Search the entries below. Return every line that has "System" in it.
━━━━━ PROVIDED DATA ━━━━━
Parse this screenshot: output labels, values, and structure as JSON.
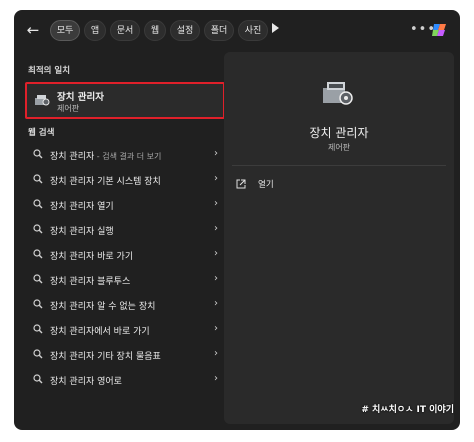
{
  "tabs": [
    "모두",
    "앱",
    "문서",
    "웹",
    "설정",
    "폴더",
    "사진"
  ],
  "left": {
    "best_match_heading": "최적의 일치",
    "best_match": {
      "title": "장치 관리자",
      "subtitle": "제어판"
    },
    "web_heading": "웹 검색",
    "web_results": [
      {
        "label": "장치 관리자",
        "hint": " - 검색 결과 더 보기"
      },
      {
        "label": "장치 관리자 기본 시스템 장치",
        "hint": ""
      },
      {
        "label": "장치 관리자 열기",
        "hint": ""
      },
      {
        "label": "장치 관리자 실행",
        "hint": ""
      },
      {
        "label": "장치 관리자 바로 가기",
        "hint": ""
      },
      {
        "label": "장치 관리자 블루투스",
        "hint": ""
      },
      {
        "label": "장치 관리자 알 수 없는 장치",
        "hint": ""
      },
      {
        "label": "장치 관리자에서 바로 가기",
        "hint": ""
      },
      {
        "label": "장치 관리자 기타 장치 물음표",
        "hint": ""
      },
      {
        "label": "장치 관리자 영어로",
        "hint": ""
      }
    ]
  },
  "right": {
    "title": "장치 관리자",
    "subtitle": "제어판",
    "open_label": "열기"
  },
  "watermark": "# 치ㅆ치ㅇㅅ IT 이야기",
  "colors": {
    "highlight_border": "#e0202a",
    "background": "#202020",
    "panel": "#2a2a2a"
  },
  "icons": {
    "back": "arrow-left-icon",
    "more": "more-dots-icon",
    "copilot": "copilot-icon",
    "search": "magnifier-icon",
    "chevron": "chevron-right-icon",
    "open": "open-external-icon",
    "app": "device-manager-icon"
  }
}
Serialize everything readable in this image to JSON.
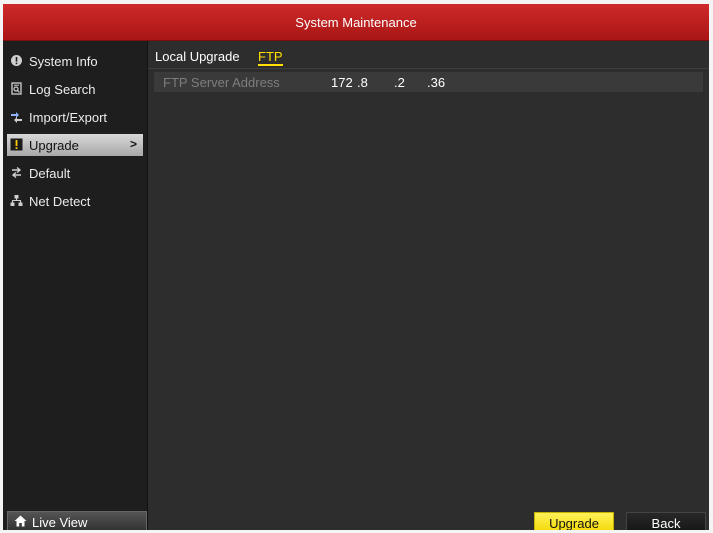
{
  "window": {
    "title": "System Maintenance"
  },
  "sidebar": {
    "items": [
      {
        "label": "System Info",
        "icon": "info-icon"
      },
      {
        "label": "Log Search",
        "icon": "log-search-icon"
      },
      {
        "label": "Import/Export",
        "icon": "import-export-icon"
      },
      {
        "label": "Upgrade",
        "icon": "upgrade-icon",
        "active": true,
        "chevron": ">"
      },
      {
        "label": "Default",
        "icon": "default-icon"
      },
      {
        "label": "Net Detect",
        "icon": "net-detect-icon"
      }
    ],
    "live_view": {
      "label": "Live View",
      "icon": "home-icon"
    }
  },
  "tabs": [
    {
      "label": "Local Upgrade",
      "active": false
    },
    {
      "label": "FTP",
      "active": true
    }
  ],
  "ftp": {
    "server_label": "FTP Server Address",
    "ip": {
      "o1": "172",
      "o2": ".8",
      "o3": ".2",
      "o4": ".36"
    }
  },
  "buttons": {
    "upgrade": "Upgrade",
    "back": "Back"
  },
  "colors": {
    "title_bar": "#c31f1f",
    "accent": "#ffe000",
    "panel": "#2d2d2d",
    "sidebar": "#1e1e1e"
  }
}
━━━━━
━━━━━ PROVIDED DATA ━━━━━
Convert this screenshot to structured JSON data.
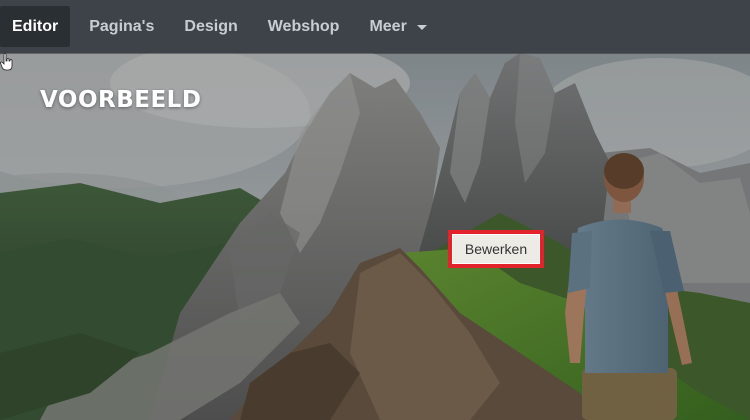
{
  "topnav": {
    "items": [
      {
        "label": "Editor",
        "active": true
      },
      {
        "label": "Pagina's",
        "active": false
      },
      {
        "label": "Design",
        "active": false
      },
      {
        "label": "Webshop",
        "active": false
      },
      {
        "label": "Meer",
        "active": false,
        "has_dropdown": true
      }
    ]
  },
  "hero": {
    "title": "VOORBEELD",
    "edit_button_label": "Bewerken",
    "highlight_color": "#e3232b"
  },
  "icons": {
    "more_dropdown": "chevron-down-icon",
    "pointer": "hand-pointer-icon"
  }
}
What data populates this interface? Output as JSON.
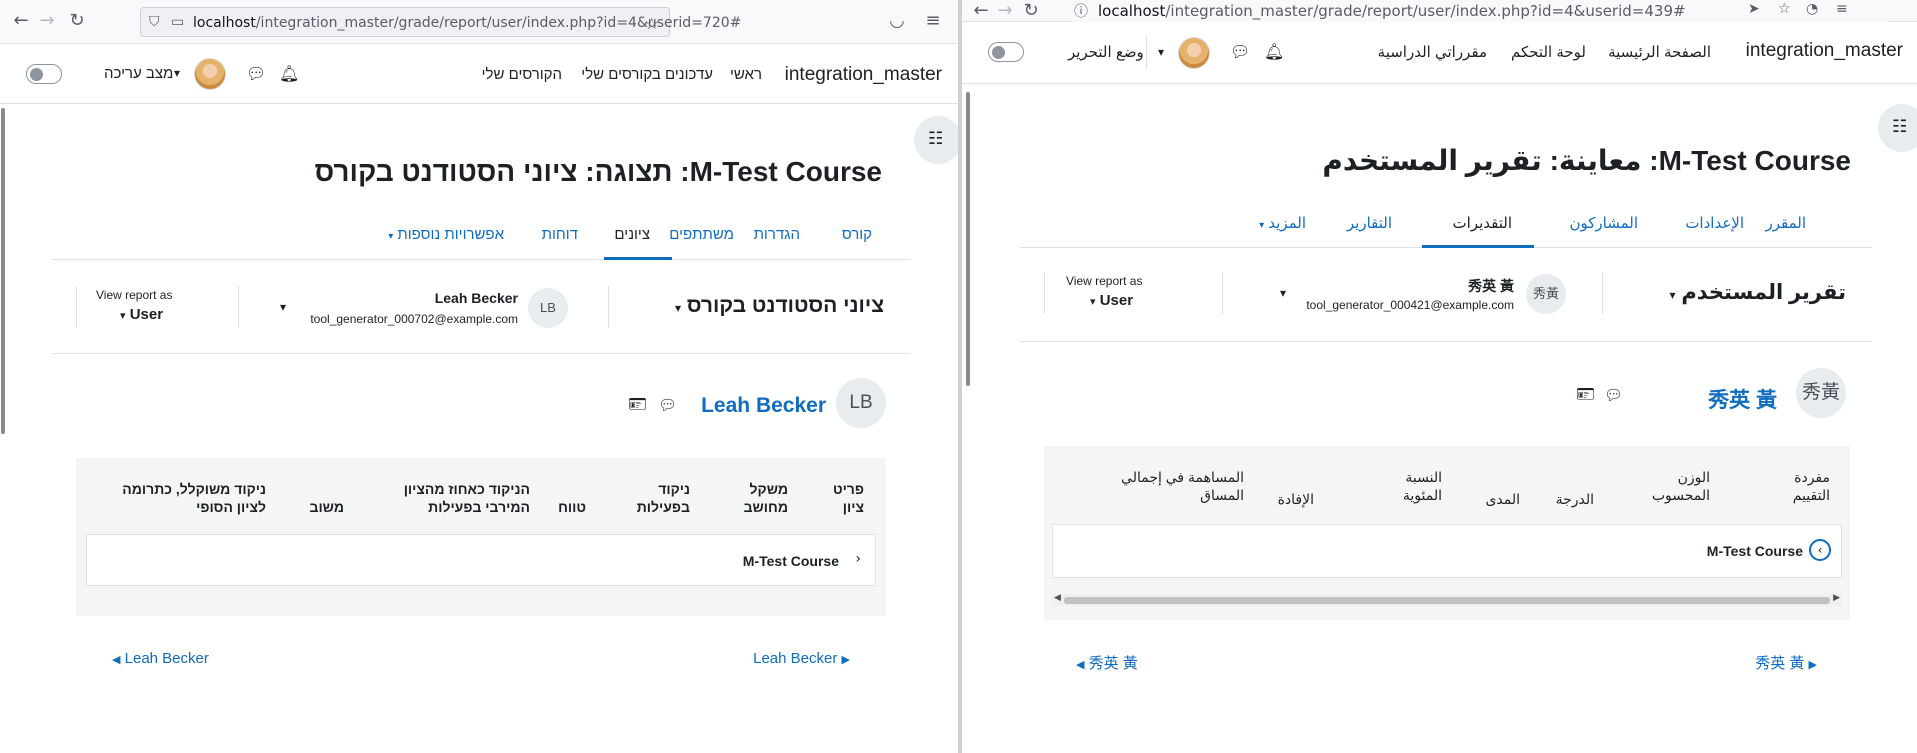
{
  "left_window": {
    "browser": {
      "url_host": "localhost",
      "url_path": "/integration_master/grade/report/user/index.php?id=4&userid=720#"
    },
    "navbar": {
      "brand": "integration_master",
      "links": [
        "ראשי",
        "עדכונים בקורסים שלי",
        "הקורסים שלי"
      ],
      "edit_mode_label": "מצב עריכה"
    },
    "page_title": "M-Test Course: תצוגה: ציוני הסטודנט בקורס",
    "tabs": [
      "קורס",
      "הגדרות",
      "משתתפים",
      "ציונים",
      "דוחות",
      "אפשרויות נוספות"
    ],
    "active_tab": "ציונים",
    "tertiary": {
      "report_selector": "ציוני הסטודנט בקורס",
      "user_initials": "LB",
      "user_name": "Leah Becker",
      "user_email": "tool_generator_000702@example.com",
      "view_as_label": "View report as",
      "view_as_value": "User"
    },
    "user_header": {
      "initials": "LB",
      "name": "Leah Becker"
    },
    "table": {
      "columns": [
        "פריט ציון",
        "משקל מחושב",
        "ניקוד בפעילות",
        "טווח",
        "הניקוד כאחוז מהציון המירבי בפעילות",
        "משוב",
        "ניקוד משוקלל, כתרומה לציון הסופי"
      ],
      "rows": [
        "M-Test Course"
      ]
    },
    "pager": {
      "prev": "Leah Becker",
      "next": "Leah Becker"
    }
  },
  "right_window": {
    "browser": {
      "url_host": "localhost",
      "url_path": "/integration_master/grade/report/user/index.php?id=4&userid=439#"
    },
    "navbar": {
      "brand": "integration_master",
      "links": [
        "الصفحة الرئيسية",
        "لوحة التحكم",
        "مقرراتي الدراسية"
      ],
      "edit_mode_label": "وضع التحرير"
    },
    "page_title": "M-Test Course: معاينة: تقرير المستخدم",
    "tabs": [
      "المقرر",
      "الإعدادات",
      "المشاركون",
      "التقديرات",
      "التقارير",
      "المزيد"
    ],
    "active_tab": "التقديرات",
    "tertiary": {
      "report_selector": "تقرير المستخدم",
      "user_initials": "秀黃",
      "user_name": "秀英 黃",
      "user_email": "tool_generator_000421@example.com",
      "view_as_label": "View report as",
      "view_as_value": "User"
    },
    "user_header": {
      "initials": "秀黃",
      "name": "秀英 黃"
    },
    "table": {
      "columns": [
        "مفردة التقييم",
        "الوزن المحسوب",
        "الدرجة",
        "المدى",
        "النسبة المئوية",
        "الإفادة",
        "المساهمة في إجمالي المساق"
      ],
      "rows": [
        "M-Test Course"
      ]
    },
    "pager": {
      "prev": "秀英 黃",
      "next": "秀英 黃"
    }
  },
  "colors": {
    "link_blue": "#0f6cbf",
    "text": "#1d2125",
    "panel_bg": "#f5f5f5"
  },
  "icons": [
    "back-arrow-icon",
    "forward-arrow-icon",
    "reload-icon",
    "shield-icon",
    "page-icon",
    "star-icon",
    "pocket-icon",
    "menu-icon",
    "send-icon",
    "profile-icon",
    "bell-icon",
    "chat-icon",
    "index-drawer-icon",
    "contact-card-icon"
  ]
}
━━━━━
━━━━━ PROVIDED DATA ━━━━━
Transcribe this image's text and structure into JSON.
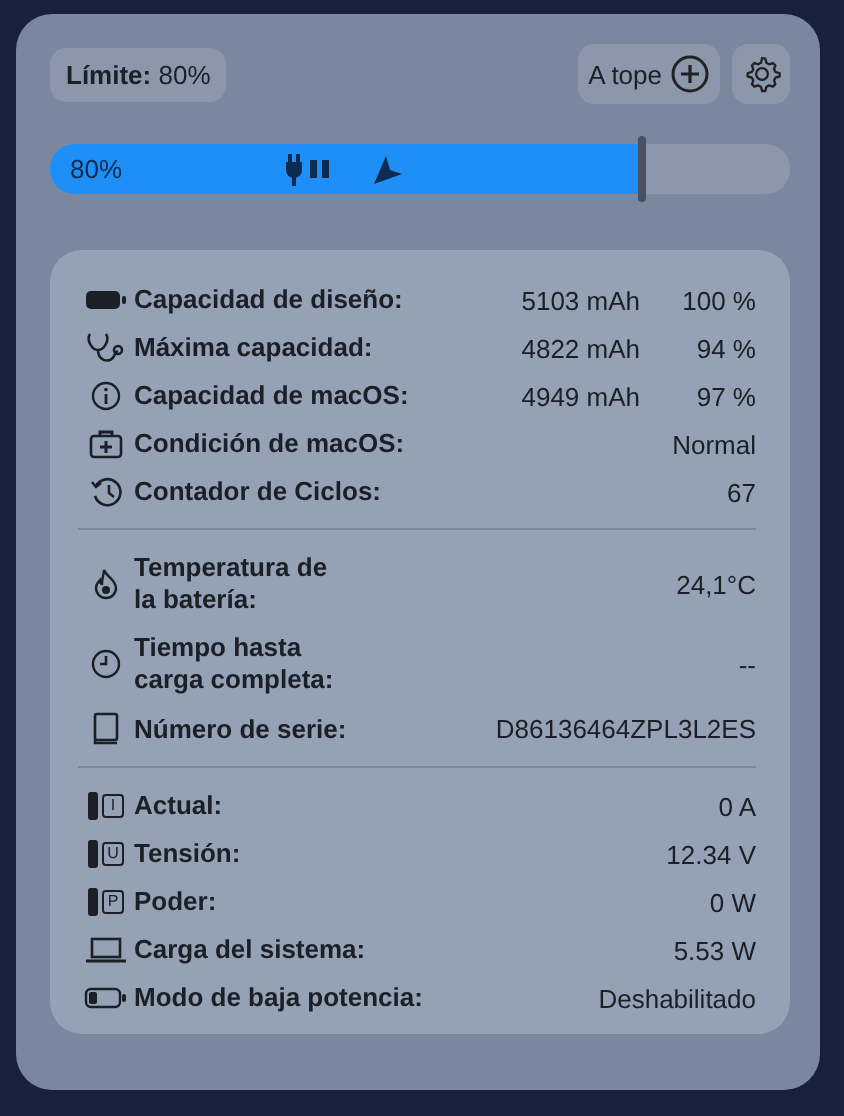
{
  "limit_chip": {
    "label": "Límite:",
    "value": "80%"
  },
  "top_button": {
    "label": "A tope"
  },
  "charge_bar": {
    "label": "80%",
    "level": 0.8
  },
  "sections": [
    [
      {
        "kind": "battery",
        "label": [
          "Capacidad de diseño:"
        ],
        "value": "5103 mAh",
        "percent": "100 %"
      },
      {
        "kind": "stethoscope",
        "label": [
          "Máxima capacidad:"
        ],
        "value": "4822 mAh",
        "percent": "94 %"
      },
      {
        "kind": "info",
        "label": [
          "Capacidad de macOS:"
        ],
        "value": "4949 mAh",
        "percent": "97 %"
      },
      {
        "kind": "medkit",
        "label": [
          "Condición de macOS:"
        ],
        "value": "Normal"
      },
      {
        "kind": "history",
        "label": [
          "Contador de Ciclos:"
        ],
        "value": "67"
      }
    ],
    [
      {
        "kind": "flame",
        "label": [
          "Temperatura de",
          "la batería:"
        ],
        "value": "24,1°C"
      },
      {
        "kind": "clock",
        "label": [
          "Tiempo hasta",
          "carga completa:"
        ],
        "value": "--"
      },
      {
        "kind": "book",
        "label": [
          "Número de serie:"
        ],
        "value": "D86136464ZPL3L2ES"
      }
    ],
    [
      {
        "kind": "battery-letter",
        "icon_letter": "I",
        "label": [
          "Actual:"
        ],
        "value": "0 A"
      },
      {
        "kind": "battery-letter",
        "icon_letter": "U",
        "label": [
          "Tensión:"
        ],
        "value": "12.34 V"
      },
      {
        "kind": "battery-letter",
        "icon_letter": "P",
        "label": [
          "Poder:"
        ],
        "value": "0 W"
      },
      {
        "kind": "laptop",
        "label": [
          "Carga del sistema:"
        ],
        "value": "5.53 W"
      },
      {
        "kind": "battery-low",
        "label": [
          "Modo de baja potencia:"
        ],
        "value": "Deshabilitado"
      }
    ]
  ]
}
━━━━━
FINISHED TASK
    "title": "System Maintenance"
        "label": "System Info",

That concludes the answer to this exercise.